## DATA FOR THE TASK
»»
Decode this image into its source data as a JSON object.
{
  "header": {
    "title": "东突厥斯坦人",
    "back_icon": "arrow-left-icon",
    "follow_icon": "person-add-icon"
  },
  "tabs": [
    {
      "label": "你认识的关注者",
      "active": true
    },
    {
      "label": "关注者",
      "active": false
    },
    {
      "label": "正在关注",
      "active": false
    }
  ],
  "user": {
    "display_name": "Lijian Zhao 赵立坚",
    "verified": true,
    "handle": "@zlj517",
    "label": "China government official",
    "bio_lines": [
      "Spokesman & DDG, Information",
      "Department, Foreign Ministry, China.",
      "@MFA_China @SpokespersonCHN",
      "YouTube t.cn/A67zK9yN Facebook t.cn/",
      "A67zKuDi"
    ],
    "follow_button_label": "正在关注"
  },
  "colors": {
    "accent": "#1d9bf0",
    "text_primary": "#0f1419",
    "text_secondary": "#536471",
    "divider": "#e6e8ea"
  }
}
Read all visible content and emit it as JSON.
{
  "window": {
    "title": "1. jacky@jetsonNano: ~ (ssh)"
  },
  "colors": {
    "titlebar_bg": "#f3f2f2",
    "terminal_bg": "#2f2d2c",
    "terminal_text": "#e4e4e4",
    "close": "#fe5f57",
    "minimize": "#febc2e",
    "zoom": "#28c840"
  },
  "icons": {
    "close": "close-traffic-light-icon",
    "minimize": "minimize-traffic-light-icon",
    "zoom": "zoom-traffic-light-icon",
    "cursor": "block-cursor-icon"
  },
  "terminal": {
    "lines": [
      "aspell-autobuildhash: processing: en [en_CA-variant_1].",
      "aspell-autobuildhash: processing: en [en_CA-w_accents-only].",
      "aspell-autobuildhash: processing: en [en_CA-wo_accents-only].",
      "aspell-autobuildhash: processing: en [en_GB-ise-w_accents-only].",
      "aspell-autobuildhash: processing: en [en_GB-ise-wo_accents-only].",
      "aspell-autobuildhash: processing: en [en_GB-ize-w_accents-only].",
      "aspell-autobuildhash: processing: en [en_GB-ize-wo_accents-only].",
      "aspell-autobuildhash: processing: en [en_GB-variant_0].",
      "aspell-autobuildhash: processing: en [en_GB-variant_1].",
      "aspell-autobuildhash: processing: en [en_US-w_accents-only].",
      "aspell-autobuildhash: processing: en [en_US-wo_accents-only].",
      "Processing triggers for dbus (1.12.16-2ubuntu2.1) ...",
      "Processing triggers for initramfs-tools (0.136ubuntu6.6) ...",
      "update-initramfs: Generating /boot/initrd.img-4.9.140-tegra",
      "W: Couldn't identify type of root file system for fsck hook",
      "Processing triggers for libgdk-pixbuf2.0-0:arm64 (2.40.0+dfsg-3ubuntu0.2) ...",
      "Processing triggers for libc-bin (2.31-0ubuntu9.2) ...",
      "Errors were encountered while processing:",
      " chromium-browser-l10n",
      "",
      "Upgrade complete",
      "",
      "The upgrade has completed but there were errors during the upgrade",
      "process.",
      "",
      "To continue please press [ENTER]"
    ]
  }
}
««
## WHAT IS REQUIRED
Quote the data above in full, changing nothing.

## EXPECTED OUTPUT
Decode this image into its source data as a JSON object.
{
  "header": {
    "title": "东突厥斯坦人",
    "back_icon": "arrow-left-icon",
    "follow_icon": "person-add-icon"
  },
  "tabs": [
    {
      "label": "你认识的关注者",
      "active": true
    },
    {
      "label": "关注者",
      "active": false
    },
    {
      "label": "正在关注",
      "active": false
    }
  ],
  "user": {
    "display_name": "Lijian Zhao 赵立坚",
    "verified": true,
    "handle": "@zlj517",
    "label": "China government official",
    "bio_lines": [
      "Spokesman & DDG, Information",
      "Department, Foreign Ministry, China.",
      "@MFA_China @SpokespersonCHN",
      "YouTube t.cn/A67zK9yN Facebook t.cn/",
      "A67zKuDi"
    ],
    "follow_button_label": "正在关注"
  },
  "colors": {
    "accent": "#1d9bf0",
    "text_primary": "#0f1419",
    "text_secondary": "#536471",
    "divider": "#e6e8ea"
  }
}
Read all visible content and emit it as JSON.
{
  "window": {
    "title": "1. jacky@jetsonNano: ~ (ssh)"
  },
  "colors": {
    "titlebar_bg": "#f3f2f2",
    "terminal_bg": "#2f2d2c",
    "terminal_text": "#e4e4e4",
    "close": "#fe5f57",
    "minimize": "#febc2e",
    "zoom": "#28c840"
  },
  "icons": {
    "close": "close-traffic-light-icon",
    "minimize": "minimize-traffic-light-icon",
    "zoom": "zoom-traffic-light-icon",
    "cursor": "block-cursor-icon"
  },
  "terminal": {
    "lines": [
      "aspell-autobuildhash: processing: en [en_CA-variant_1].",
      "aspell-autobuildhash: processing: en [en_CA-w_accents-only].",
      "aspell-autobuildhash: processing: en [en_CA-wo_accents-only].",
      "aspell-autobuildhash: processing: en [en_GB-ise-w_accents-only].",
      "aspell-autobuildhash: processing: en [en_GB-ise-wo_accents-only].",
      "aspell-autobuildhash: processing: en [en_GB-ize-w_accents-only].",
      "aspell-autobuildhash: processing: en [en_GB-ize-wo_accents-only].",
      "aspell-autobuildhash: processing: en [en_GB-variant_0].",
      "aspell-autobuildhash: processing: en [en_GB-variant_1].",
      "aspell-autobuildhash: processing: en [en_US-w_accents-only].",
      "aspell-autobuildhash: processing: en [en_US-wo_accents-only].",
      "Processing triggers for dbus (1.12.16-2ubuntu2.1) ...",
      "Processing triggers for initramfs-tools (0.136ubuntu6.6) ...",
      "update-initramfs: Generating /boot/initrd.img-4.9.140-tegra",
      "W: Couldn't identify type of root file system for fsck hook",
      "Processing triggers for libgdk-pixbuf2.0-0:arm64 (2.40.0+dfsg-3ubuntu0.2) ...",
      "Processing triggers for libc-bin (2.31-0ubuntu9.2) ...",
      "Errors were encountered while processing:",
      " chromium-browser-l10n",
      "",
      "Upgrade complete",
      "",
      "The upgrade has completed but there were errors during the upgrade",
      "process.",
      "",
      "To continue please press [ENTER]"
    ]
  }
}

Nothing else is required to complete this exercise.